> _REQUIRED TASK_
All records are to be retyped faithfully and completely.

- - -

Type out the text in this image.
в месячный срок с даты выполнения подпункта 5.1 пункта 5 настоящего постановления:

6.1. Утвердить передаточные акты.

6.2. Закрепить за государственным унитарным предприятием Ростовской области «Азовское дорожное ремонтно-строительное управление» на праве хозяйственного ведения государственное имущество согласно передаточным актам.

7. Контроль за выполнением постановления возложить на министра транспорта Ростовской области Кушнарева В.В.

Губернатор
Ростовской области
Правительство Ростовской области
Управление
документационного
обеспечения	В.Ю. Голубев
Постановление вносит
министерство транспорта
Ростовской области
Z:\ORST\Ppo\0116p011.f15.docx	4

- - -

> _WRITTEN REPLY_
Type out the text in this image.
в месячный срок с даты выполнения подпункта 5.1 пункта 5 настоящего постановления:

6.1. Утвердить передаточные акты.

6.2. Закрепить за государственным унитарным предприятием Ростовской области «Азовское дорожное ремонтно-строительное управление» на праве хозяйственного ведения государственное имущество согласно передаточным актам.

7. Контроль за выполнением постановления возложить на министра транспорта Ростовской области Кушнарева В.В.

Губернатор
Ростовской области
Правительство Ростовской области
Управление
документационного
обеспечения	В.Ю. Голубев
Постановление вносит
министерство транспорта
Ростовской области
Z:\ORST\Ppo\0116p011.f15.docx	4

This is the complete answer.